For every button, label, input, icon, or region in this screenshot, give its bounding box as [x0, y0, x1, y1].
--
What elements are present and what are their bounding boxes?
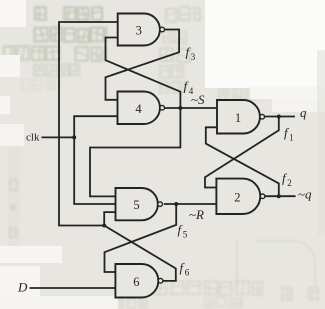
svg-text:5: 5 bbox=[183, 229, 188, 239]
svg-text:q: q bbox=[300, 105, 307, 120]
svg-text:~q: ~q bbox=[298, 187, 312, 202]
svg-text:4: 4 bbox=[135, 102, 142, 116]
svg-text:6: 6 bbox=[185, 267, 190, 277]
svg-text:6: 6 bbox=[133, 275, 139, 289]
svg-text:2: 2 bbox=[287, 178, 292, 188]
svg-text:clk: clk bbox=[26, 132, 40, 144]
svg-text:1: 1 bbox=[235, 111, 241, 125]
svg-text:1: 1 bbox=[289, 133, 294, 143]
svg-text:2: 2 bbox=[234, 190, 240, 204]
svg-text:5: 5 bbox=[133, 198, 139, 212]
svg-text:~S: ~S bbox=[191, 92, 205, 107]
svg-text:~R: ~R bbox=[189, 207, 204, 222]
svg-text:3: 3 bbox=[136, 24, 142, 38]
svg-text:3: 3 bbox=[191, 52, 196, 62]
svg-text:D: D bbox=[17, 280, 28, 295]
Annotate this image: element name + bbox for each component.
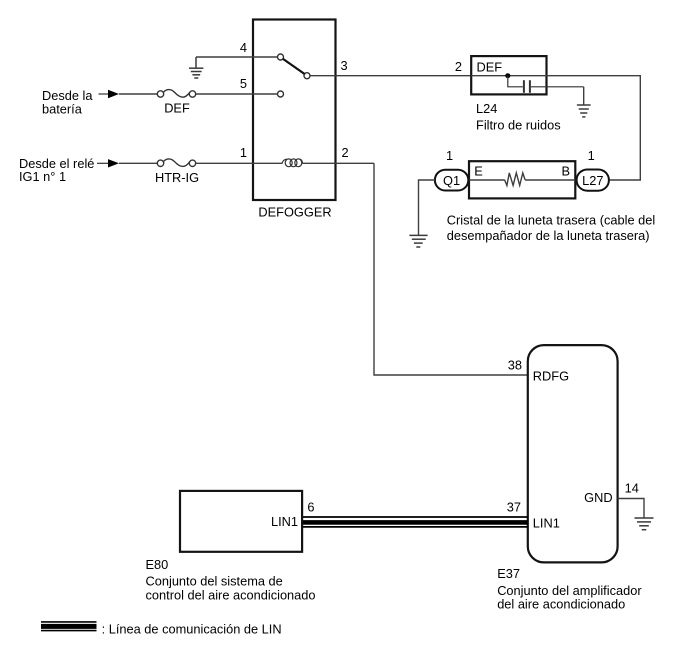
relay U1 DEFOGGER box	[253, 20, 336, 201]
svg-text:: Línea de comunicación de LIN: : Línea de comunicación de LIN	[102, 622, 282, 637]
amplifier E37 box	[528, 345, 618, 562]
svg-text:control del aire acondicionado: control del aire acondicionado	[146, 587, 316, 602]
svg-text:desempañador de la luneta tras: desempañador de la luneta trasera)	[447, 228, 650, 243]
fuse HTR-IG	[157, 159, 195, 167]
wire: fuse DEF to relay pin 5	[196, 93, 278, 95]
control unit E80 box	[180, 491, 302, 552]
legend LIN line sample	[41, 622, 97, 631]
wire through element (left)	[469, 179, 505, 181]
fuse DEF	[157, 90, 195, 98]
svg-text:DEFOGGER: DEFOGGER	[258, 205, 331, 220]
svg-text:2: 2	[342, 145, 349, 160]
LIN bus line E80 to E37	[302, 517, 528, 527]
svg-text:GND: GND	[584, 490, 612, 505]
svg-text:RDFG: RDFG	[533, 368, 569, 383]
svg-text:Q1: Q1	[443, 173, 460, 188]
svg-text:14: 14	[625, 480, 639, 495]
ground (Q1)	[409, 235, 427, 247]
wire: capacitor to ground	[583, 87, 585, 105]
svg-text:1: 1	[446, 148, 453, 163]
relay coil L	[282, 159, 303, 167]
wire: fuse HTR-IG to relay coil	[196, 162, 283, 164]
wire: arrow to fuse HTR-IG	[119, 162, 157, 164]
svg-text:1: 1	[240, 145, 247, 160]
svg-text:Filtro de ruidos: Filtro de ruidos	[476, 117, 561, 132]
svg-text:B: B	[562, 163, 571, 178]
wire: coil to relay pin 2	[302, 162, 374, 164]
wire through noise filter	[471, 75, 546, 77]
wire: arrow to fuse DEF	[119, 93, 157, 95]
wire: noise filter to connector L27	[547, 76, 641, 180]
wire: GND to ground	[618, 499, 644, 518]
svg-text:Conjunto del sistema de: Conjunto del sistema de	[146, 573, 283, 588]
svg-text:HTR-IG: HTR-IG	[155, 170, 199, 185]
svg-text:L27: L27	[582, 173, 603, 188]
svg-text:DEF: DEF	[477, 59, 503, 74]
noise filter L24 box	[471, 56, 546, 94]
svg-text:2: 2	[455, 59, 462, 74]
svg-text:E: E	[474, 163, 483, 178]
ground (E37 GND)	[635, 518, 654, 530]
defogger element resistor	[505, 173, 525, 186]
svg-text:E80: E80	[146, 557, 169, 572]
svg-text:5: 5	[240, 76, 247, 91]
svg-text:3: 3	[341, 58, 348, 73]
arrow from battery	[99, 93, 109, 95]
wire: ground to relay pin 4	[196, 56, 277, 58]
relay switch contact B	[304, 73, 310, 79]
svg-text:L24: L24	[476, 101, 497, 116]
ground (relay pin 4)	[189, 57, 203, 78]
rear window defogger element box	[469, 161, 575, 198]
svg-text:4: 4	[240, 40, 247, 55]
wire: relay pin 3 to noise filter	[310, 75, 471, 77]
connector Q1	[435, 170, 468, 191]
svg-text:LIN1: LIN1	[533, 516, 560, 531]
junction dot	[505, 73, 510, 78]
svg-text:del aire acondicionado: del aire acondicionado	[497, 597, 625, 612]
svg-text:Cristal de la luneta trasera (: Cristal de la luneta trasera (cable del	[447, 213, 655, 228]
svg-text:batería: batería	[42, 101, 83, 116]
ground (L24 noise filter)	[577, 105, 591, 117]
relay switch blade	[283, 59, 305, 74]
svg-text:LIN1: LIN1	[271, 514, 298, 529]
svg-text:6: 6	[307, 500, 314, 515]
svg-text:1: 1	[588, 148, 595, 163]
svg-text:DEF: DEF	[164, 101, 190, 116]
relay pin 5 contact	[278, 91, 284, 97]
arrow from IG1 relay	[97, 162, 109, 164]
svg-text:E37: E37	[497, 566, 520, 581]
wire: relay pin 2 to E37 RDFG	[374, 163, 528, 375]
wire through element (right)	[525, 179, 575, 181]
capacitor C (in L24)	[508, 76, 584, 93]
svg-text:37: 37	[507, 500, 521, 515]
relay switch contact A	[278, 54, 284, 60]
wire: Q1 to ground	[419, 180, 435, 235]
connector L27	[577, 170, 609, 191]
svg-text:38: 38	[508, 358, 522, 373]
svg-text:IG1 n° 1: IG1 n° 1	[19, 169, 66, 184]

Set problem =
Rewrite the listing from the line that has "Annotate this image: element" through the line that has "svg-text:control del aire", changing "amplifier" to "module" and keeping everything else the same. Give only those lines, without the pictures.

Written solution =
Annotate this image: element name + bbox for each component.
relay U1 DEFOGGER box	[253, 20, 336, 201]
svg-text:: Línea de comunicación de LIN: : Línea de comunicación de LIN	[102, 622, 282, 637]
module E37 box	[528, 345, 618, 562]
svg-text:control del aire acondicionado: control del aire acondicionado	[146, 587, 316, 602]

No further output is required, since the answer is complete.